**Material shown:**
================================

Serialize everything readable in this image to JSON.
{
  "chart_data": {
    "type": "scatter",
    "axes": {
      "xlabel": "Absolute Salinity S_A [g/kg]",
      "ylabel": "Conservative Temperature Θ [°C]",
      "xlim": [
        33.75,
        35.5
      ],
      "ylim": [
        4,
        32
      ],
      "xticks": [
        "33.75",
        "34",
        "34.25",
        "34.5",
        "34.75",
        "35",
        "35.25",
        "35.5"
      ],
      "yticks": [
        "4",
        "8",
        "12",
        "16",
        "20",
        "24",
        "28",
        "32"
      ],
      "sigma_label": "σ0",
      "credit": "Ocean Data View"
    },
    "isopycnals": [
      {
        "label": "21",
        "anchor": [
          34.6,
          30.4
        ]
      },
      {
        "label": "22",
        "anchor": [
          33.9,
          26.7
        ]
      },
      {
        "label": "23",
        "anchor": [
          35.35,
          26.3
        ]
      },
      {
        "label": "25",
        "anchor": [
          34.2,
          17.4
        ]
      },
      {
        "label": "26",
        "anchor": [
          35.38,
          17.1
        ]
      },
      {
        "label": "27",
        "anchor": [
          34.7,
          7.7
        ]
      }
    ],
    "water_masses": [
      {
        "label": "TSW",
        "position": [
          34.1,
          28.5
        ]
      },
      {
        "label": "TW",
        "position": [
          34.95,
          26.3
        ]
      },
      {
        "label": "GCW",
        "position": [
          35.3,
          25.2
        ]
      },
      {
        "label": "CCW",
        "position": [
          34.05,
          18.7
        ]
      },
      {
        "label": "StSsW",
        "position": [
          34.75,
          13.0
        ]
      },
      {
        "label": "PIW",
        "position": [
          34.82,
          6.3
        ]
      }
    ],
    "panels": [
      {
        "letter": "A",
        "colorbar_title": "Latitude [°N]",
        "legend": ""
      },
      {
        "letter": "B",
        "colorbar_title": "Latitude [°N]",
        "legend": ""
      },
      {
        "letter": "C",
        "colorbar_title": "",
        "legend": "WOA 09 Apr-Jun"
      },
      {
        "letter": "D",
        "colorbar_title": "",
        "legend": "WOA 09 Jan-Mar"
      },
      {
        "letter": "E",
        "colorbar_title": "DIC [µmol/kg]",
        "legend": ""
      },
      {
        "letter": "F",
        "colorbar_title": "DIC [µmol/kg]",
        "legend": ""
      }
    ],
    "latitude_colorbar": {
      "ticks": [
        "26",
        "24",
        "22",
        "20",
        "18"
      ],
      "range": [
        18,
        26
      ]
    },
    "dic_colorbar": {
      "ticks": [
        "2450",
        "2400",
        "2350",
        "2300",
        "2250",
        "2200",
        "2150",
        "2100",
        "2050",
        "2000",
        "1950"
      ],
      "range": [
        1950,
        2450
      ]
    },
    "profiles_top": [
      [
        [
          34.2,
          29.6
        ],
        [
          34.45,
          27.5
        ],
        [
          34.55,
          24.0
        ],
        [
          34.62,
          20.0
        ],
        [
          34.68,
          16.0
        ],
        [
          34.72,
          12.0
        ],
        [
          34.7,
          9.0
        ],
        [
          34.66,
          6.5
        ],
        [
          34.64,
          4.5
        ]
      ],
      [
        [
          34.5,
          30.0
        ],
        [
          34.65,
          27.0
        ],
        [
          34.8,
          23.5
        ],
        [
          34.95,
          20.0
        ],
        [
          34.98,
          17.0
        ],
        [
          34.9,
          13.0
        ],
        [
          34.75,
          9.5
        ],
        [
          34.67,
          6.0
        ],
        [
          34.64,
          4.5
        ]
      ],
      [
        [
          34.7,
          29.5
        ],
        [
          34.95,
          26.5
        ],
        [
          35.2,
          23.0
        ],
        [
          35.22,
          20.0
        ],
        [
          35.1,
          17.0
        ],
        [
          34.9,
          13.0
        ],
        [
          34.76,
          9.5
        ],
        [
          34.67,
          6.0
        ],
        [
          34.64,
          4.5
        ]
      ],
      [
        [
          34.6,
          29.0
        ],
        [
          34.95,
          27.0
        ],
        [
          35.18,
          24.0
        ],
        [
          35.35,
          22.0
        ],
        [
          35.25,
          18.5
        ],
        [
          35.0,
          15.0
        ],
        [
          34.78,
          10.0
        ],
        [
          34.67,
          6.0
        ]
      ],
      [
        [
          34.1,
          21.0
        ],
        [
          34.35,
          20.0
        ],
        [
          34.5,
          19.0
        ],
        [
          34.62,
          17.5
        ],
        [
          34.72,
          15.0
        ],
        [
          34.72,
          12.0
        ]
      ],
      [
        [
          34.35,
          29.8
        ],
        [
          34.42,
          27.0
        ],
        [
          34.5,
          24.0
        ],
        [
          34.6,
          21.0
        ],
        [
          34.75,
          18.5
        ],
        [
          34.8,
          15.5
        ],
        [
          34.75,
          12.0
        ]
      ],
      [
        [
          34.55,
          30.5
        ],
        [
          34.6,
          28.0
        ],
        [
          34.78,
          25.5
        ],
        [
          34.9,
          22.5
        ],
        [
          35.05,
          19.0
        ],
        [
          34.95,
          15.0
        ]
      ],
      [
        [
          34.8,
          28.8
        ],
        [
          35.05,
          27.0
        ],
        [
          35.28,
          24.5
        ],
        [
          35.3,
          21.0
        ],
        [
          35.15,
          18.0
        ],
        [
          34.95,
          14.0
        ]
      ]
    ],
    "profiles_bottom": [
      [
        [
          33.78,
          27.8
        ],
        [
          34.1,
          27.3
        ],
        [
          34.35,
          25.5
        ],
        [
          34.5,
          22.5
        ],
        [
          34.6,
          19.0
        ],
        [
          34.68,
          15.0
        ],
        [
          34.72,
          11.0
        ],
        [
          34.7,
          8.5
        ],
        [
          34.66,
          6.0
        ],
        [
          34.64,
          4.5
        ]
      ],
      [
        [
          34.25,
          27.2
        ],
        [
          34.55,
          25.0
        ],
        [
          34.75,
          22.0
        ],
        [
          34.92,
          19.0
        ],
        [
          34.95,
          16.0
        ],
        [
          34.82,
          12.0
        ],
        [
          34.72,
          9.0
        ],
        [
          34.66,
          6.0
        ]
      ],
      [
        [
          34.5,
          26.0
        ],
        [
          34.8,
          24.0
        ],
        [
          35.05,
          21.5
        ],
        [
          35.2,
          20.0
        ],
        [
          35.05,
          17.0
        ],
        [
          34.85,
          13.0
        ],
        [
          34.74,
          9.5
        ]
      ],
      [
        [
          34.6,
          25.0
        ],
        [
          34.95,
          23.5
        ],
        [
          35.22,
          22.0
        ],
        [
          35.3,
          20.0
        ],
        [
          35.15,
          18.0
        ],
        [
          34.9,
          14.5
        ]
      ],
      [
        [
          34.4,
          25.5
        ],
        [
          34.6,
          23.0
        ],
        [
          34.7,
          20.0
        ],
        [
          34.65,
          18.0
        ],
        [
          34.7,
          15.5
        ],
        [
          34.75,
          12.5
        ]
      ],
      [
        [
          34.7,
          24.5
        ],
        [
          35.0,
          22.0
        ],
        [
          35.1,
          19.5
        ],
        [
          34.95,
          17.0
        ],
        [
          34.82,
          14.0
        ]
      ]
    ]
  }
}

================================

**The exercise:**
Transcribe each record exactly. Leave nothing out.

**Solved exercise:**
Serialize everything readable in this image to JSON.
{
  "chart_data": {
    "type": "scatter",
    "axes": {
      "xlabel": "Absolute Salinity S_A [g/kg]",
      "ylabel": "Conservative Temperature Θ [°C]",
      "xlim": [
        33.75,
        35.5
      ],
      "ylim": [
        4,
        32
      ],
      "xticks": [
        "33.75",
        "34",
        "34.25",
        "34.5",
        "34.75",
        "35",
        "35.25",
        "35.5"
      ],
      "yticks": [
        "4",
        "8",
        "12",
        "16",
        "20",
        "24",
        "28",
        "32"
      ],
      "sigma_label": "σ0",
      "credit": "Ocean Data View"
    },
    "isopycnals": [
      {
        "label": "21",
        "anchor": [
          34.6,
          30.4
        ]
      },
      {
        "label": "22",
        "anchor": [
          33.9,
          26.7
        ]
      },
      {
        "label": "23",
        "anchor": [
          35.35,
          26.3
        ]
      },
      {
        "label": "25",
        "anchor": [
          34.2,
          17.4
        ]
      },
      {
        "label": "26",
        "anchor": [
          35.38,
          17.1
        ]
      },
      {
        "label": "27",
        "anchor": [
          34.7,
          7.7
        ]
      }
    ],
    "water_masses": [
      {
        "label": "TSW",
        "position": [
          34.1,
          28.5
        ]
      },
      {
        "label": "TW",
        "position": [
          34.95,
          26.3
        ]
      },
      {
        "label": "GCW",
        "position": [
          35.3,
          25.2
        ]
      },
      {
        "label": "CCW",
        "position": [
          34.05,
          18.7
        ]
      },
      {
        "label": "StSsW",
        "position": [
          34.75,
          13.0
        ]
      },
      {
        "label": "PIW",
        "position": [
          34.82,
          6.3
        ]
      }
    ],
    "panels": [
      {
        "letter": "A",
        "colorbar_title": "Latitude [°N]",
        "legend": ""
      },
      {
        "letter": "B",
        "colorbar_title": "Latitude [°N]",
        "legend": ""
      },
      {
        "letter": "C",
        "colorbar_title": "",
        "legend": "WOA 09 Apr-Jun"
      },
      {
        "letter": "D",
        "colorbar_title": "",
        "legend": "WOA 09 Jan-Mar"
      },
      {
        "letter": "E",
        "colorbar_title": "DIC [µmol/kg]",
        "legend": ""
      },
      {
        "letter": "F",
        "colorbar_title": "DIC [µmol/kg]",
        "legend": ""
      }
    ],
    "latitude_colorbar": {
      "ticks": [
        "26",
        "24",
        "22",
        "20",
        "18"
      ],
      "range": [
        18,
        26
      ]
    },
    "dic_colorbar": {
      "ticks": [
        "2450",
        "2400",
        "2350",
        "2300",
        "2250",
        "2200",
        "2150",
        "2100",
        "2050",
        "2000",
        "1950"
      ],
      "range": [
        1950,
        2450
      ]
    },
    "profiles_top": [
      [
        [
          34.2,
          29.6
        ],
        [
          34.45,
          27.5
        ],
        [
          34.55,
          24.0
        ],
        [
          34.62,
          20.0
        ],
        [
          34.68,
          16.0
        ],
        [
          34.72,
          12.0
        ],
        [
          34.7,
          9.0
        ],
        [
          34.66,
          6.5
        ],
        [
          34.64,
          4.5
        ]
      ],
      [
        [
          34.5,
          30.0
        ],
        [
          34.65,
          27.0
        ],
        [
          34.8,
          23.5
        ],
        [
          34.95,
          20.0
        ],
        [
          34.98,
          17.0
        ],
        [
          34.9,
          13.0
        ],
        [
          34.75,
          9.5
        ],
        [
          34.67,
          6.0
        ],
        [
          34.64,
          4.5
        ]
      ],
      [
        [
          34.7,
          29.5
        ],
        [
          34.95,
          26.5
        ],
        [
          35.2,
          23.0
        ],
        [
          35.22,
          20.0
        ],
        [
          35.1,
          17.0
        ],
        [
          34.9,
          13.0
        ],
        [
          34.76,
          9.5
        ],
        [
          34.67,
          6.0
        ],
        [
          34.64,
          4.5
        ]
      ],
      [
        [
          34.6,
          29.0
        ],
        [
          34.95,
          27.0
        ],
        [
          35.18,
          24.0
        ],
        [
          35.35,
          22.0
        ],
        [
          35.25,
          18.5
        ],
        [
          35.0,
          15.0
        ],
        [
          34.78,
          10.0
        ],
        [
          34.67,
          6.0
        ]
      ],
      [
        [
          34.1,
          21.0
        ],
        [
          34.35,
          20.0
        ],
        [
          34.5,
          19.0
        ],
        [
          34.62,
          17.5
        ],
        [
          34.72,
          15.0
        ],
        [
          34.72,
          12.0
        ]
      ],
      [
        [
          34.35,
          29.8
        ],
        [
          34.42,
          27.0
        ],
        [
          34.5,
          24.0
        ],
        [
          34.6,
          21.0
        ],
        [
          34.75,
          18.5
        ],
        [
          34.8,
          15.5
        ],
        [
          34.75,
          12.0
        ]
      ],
      [
        [
          34.55,
          30.5
        ],
        [
          34.6,
          28.0
        ],
        [
          34.78,
          25.5
        ],
        [
          34.9,
          22.5
        ],
        [
          35.05,
          19.0
        ],
        [
          34.95,
          15.0
        ]
      ],
      [
        [
          34.8,
          28.8
        ],
        [
          35.05,
          27.0
        ],
        [
          35.28,
          24.5
        ],
        [
          35.3,
          21.0
        ],
        [
          35.15,
          18.0
        ],
        [
          34.95,
          14.0
        ]
      ]
    ],
    "profiles_bottom": [
      [
        [
          33.78,
          27.8
        ],
        [
          34.1,
          27.3
        ],
        [
          34.35,
          25.5
        ],
        [
          34.5,
          22.5
        ],
        [
          34.6,
          19.0
        ],
        [
          34.68,
          15.0
        ],
        [
          34.72,
          11.0
        ],
        [
          34.7,
          8.5
        ],
        [
          34.66,
          6.0
        ],
        [
          34.64,
          4.5
        ]
      ],
      [
        [
          34.25,
          27.2
        ],
        [
          34.55,
          25.0
        ],
        [
          34.75,
          22.0
        ],
        [
          34.92,
          19.0
        ],
        [
          34.95,
          16.0
        ],
        [
          34.82,
          12.0
        ],
        [
          34.72,
          9.0
        ],
        [
          34.66,
          6.0
        ]
      ],
      [
        [
          34.5,
          26.0
        ],
        [
          34.8,
          24.0
        ],
        [
          35.05,
          21.5
        ],
        [
          35.2,
          20.0
        ],
        [
          35.05,
          17.0
        ],
        [
          34.85,
          13.0
        ],
        [
          34.74,
          9.5
        ]
      ],
      [
        [
          34.6,
          25.0
        ],
        [
          34.95,
          23.5
        ],
        [
          35.22,
          22.0
        ],
        [
          35.3,
          20.0
        ],
        [
          35.15,
          18.0
        ],
        [
          34.9,
          14.5
        ]
      ],
      [
        [
          34.4,
          25.5
        ],
        [
          34.6,
          23.0
        ],
        [
          34.7,
          20.0
        ],
        [
          34.65,
          18.0
        ],
        [
          34.7,
          15.5
        ],
        [
          34.75,
          12.5
        ]
      ],
      [
        [
          34.7,
          24.5
        ],
        [
          35.0,
          22.0
        ],
        [
          35.1,
          19.5
        ],
        [
          34.95,
          17.0
        ],
        [
          34.82,
          14.0
        ]
      ]
    ]
  }
}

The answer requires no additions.